YOUR OBJECTIVE: In the data, extract each line that holds the string "Ekonomi".

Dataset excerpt
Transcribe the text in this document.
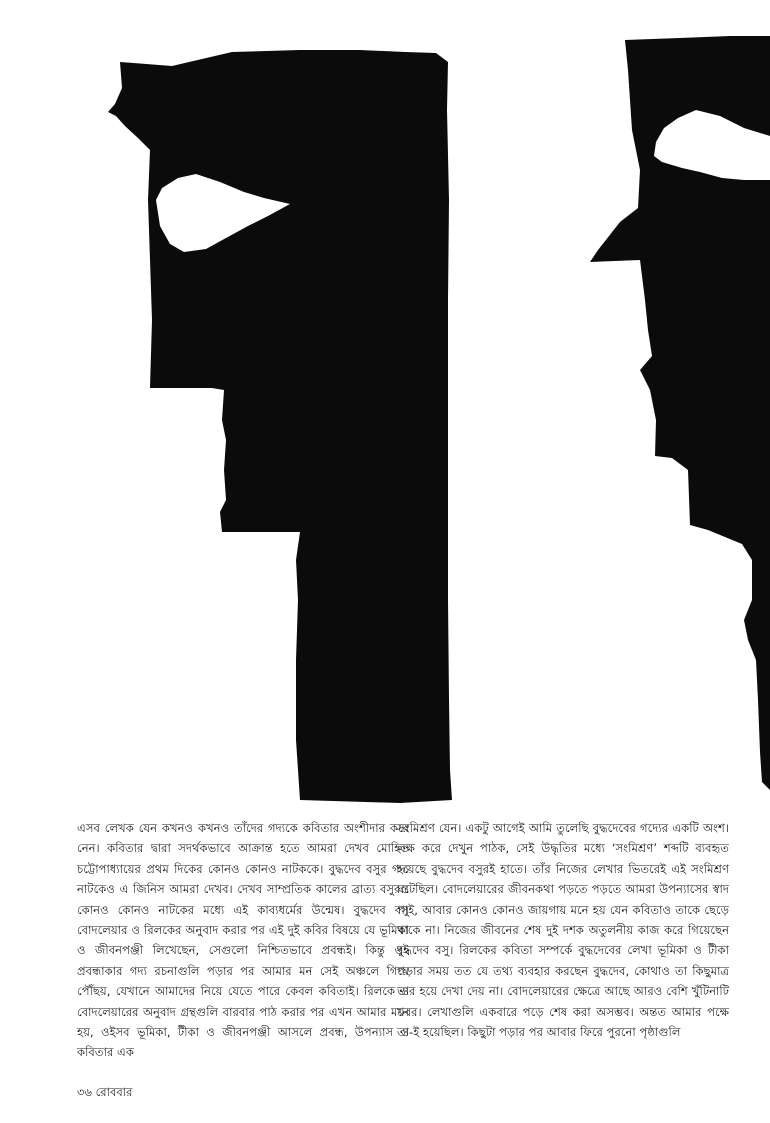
এসব লেখক যেন কখনও কখনও তাঁদের গদ্যকে কবিতার অংশীদার করে নেন। কবিতার দ্বারা সদর্থকভাবে আক্রান্ত হতে আমরা দেখব মোহিত চট্টোপাধ্যায়ের প্রথম দিকের কোনও কোনও নাটককে। বুদ্ধদেব বসুর গদ্য নাটকেও এ জিনিস আমরা দেখব। দেখব সাম্প্রতিক কালের ব্রাত্য বসুরও কোনও কোনও নাটকের মধ্যে এই কাব্যধর্মের উন্মেষ। বুদ্ধদেব বসু বোদলেয়ার ও রিলকের অনুবাদ করার পর এই দুই কবির বিষয়ে যে ভূমিকা ও জীবনপঞ্জী লিখেছেন, সেগুলো নিশ্চিতভাবে প্রবন্ধই। কিন্তু ওই প্রবন্ধাকার গদ্য রচনাগুলি পড়ার পর আমার মন সেই অঞ্চলে গিয়ে পৌঁছয়, যেখানে আমাদের নিয়ে যেতে পারে কেবল কবিতাই। রিলকে ও বোদলেয়ারের অনুবাদ গ্রন্থগুলি বারবার পাঠ করার পর এখন আমার মনে হয়, ওইসব ভূমিকা, টীকা ও জীবনপঞ্জী আসলে প্রবন্ধ, উপন্যাস ও কবিতার এক

সংমিশ্রণ যেন। একটু আগেই আমি তুলেছি বুদ্ধদেবের গদ্যের একটি অংশ। লক্ষ করে দেখুন পাঠক, সেই উদ্ধৃতির মধ্যে ‘সংমিশ্রণ’ শব্দটি ব্যবহৃত হয়েছে বুদ্ধদেব বসুরই হাতে। তাঁর নিজের লেখার ভিতরেই এই সংমিশ্রণ ঘটেছিল। বোদলেয়ারের জীবনকথা পড়তে পড়তে আমরা উপন্যাসের স্বাদ পাই, আবার কোনও কোনও জায়গায় মনে হয় যেন কবিতাও তাকে ছেড়ে থাকে না। নিজের জীবনের শেষ দুই দশক অতুলনীয় কাজ করে গিয়েছেন বুদ্ধদেব বসু। রিলকের কবিতা সম্পর্কে বুদ্ধদেবের লেখা ভূমিকা ও টীকা পড়ার সময় তত যে তথ্য ব্যবহার করছেন বুদ্ধদেব, কোথাও তা কিছুমাত্র ভার হয়ে দেখা দেয় না। বোদলেয়ারের ক্ষেত্রে আছে আরও বেশি খুঁটিনাটি খবর। লেখাগুলি একবারে পড়ে শেষ করা অসম্ভব। অন্তত আমার পক্ষে তা-ই হয়েছিল। কিছুটা পড়ার পর আবার ফিরে পুরনো পৃষ্ঠাগুলি

৩৬ রোববার
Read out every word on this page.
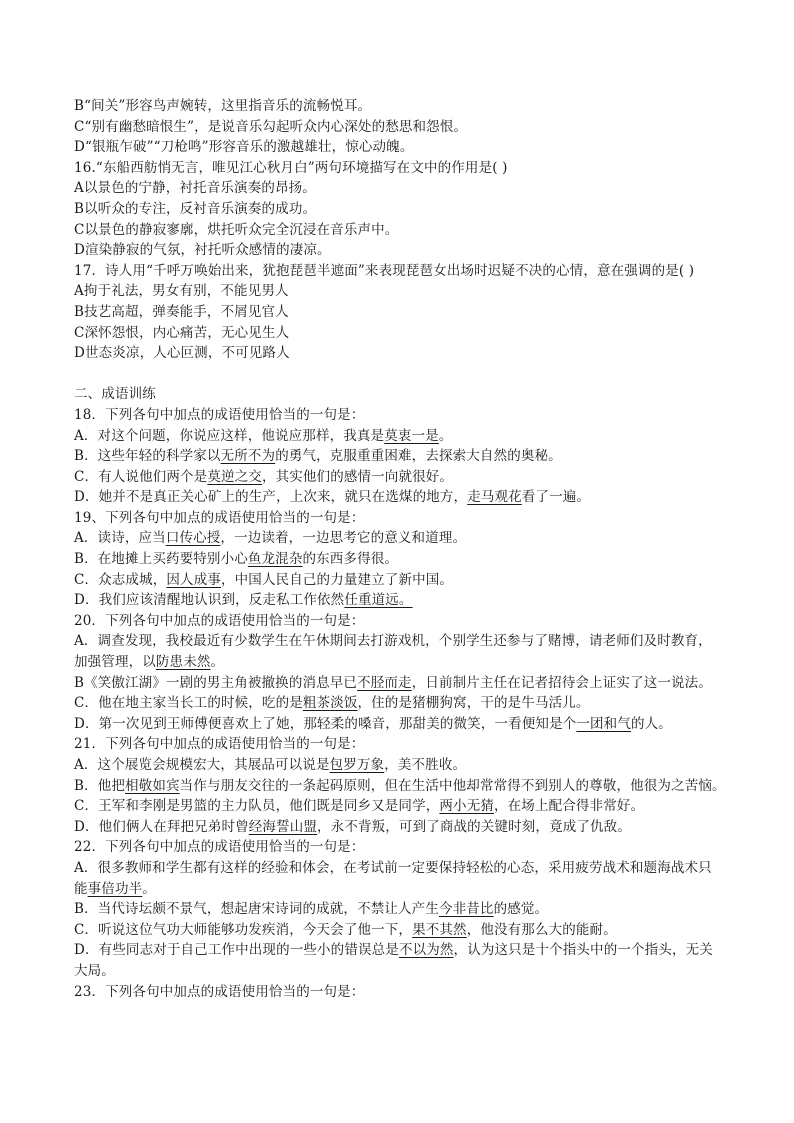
B“间关”形容鸟声婉转，这里指音乐的流畅悦耳。
C“别有幽愁暗恨生”，是说音乐勾起听众内心深处的愁思和怨恨。
D“银瓶乍破”“刀枪鸣”形容音乐的激越雄壮，惊心动魄。
16.“东船西舫悄无言，唯见江心秋月白”两句环境描写在文中的作用是( )
A以景色的宁静，衬托音乐演奏的昂扬。
B以听众的专注，反衬音乐演奏的成功。
C以景色的静寂寥廓，烘托听众完全沉浸在音乐声中。
D渲染静寂的气氛，衬托听众感情的凄凉。
17．诗人用“千呼万唤始出来，犹抱琵琶半遮面”来表现琵琶女出场时迟疑不决的心情，意在强调的是( )
A拘于礼法，男女有别，不能见男人
B技艺高超，弹奏能手，不屑见官人
C深怀怨恨，内心痛苦，无心见生人
D世态炎凉，人心叵测，不可见路人
二、成语训练
18．下列各句中加点的成语使用恰当的一句是：
A．对这个问题，你说应这样，他说应那样，我真是莫衷一是。
B．这些年轻的科学家以无所不为的勇气，克服重重困难，去探索大自然的奥秘。
C．有人说他们两个是莫逆之交，其实他们的感情一向就很好。
D．她并不是真正关心矿上的生产，上次来，就只在选煤的地方，走马观花看了一遍。
19、下列各句中加点的成语使用恰当的一句是：
A．读诗，应当口传心授，一边读着，一边思考它的意义和道理。
B．在地摊上买药要特别小心鱼龙混杂的东西多得很。
C．众志成城，因人成事，中国人民自己的力量建立了新中国。
D．我们应该清醒地认识到，反走私工作依然任重道远。
20．下列各句中加点的成语使用恰当的一句是：
A．调查发现，我校最近有少数学生在午休期间去打游戏机，个别学生还参与了赌博，请老师们及时教育，
加强管理，以防患未然。
B《笑傲江湖》一剧的男主角被撤换的消息早已不胫而走，日前制片主任在记者招待会上证实了这一说法。
C．他在地主家当长工的时候，吃的是粗茶淡饭，住的是猪棚狗窝，干的是牛马活儿。
D．第一次见到王师傅便喜欢上了她，那轻柔的嗓音，那甜美的微笑，一看便知是个一团和气的人。
21．下列各句中加点的成语使用恰当的一句是：
A．这个展览会规模宏大，其展品可以说是包罗万象，美不胜收。
B．他把相敬如宾当作与朋友交往的一条起码原则，但在生活中他却常常得不到别人的尊敬，他很为之苦恼。
C．王军和李刚是男篮的主力队员，他们既是同乡又是同学，两小无猜，在场上配合得非常好。
D．他们俩人在拜把兄弟时曾经海誓山盟，永不背叛，可到了商战的关键时刻，竟成了仇敌。
22．下列各句中加点的成语使用恰当的一句是：
A．很多教师和学生都有这样的经验和体会，在考试前一定要保持轻松的心态，采用疲劳战术和题海战术只
能事倍功半。
B．当代诗坛颇不景气，想起唐宋诗词的成就，不禁让人产生今非昔比的感觉。
C．听说这位气功大师能够功发疾消，今天会了他一下，果不其然，他没有那么大的能耐。
D．有些同志对于自己工作中出现的一些小的错误总是不以为然，认为这只是十个指头中的一个指头，无关
大局。
23．下列各句中加点的成语使用恰当的一句是：
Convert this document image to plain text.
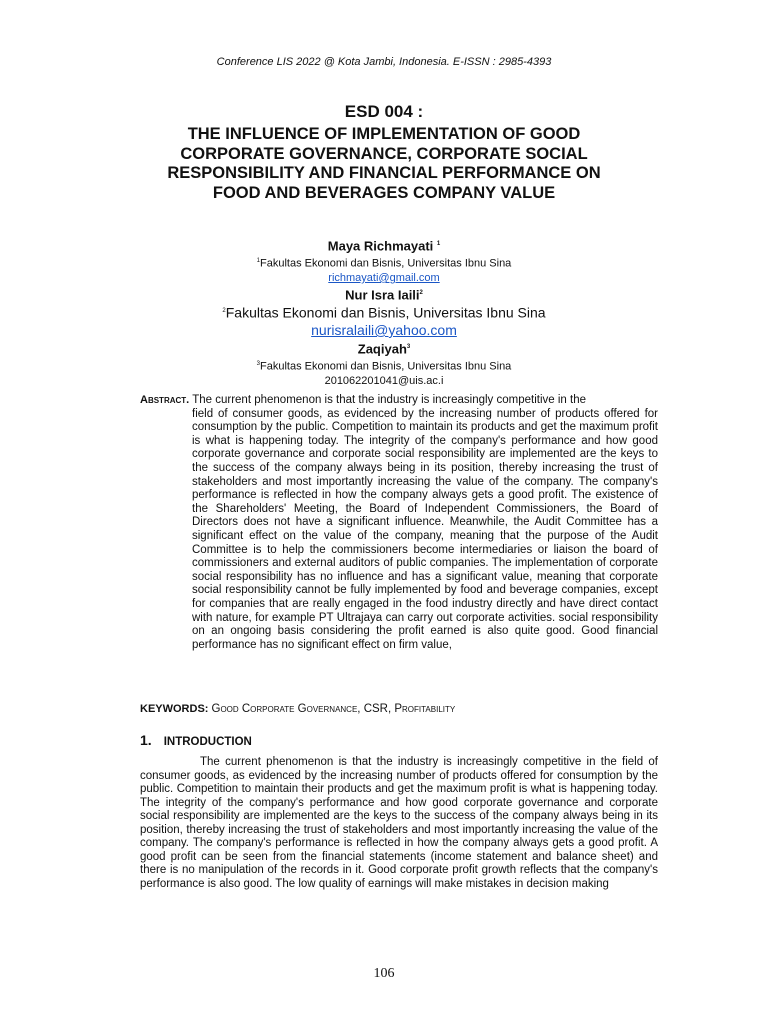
Conference LIS 2022 @ Kota Jambi, Indonesia. E-ISSN : 2985-4393
ESD 004 :
THE INFLUENCE OF IMPLEMENTATION OF GOOD
CORPORATE GOVERNANCE, CORPORATE SOCIAL
RESPONSIBILITY AND FINANCIAL PERFORMANCE ON
FOOD AND BEVERAGES COMPANY VALUE
Maya Richmayati $^1$
$^1$Fakultas Ekonomi dan Bisnis, Universitas Ibnu Sina
richmayati@gmail.com
Nur Isra Iaili$^2$
$^2$Fakultas Ekonomi dan Bisnis, Universitas Ibnu Sina
nurisralaili@yahoo.com
Zaqiyah$^3$
$^3$Fakultas Ekonomi dan Bisnis, Universitas Ibnu Sina
201062201041@uis.ac.i
Abstract. The current phenomenon is that the industry is increasingly competitive in the
field of consumer goods, as evidenced by the increasing number of products offered for consumption by the public. Competition to maintain its products and get the maximum profit is what is happening today. The integrity of the company's performance and how good corporate governance and corporate social responsibility are implemented are the keys to the success of the company always being in its position, thereby increasing the trust of stakeholders and most importantly increasing the value of the company. The company's performance is reflected in how the company always gets a good profit. The existence of the Shareholders' Meeting, the Board of Independent Commissioners, the Board of Directors does not have a significant influence. Meanwhile, the Audit Committee has a significant effect on the value of the company, meaning that the purpose of the Audit Committee is to help the commissioners become intermediaries or liaison the board of commissioners and external auditors of public companies. The implementation of corporate social responsibility has no influence and has a significant value, meaning that corporate social responsibility cannot be fully implemented by food and beverage companies, except for companies that are really engaged in the food industry directly and have direct contact with nature, for example PT Ultrajaya can carry out corporate activities. social responsibility on an ongoing basis considering the profit earned is also quite good. Good financial performance has no significant effect on firm value,
KEYWORDS: Good Corporate Governance, CSR, Profitability
1. INTRODUCTION
The current phenomenon is that the industry is increasingly competitive in the field of consumer goods, as evidenced by the increasing number of products offered for consumption by the public. Competition to maintain their products and get the maximum profit is what is happening today. The integrity of the company's performance and how good corporate governance and corporate social responsibility are implemented are the keys to the success of the company always being in its position, thereby increasing the trust of stakeholders and most importantly increasing the value of the company. The company's performance is reflected in how the company always gets a good profit. A good profit can be seen from the financial statements (income statement and balance sheet) and there is no manipulation of the records in it. Good corporate profit growth reflects that the company's performance is also good. The low quality of earnings will make mistakes in decision making
106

REPLY TO THE TASK:
$^1$Fakultas Ekonomi dan Bisnis, Universitas Ibnu Sina
$^2$Fakultas Ekonomi dan Bisnis, Universitas Ibnu Sina
$^3$Fakultas Ekonomi dan Bisnis, Universitas Ibnu Sina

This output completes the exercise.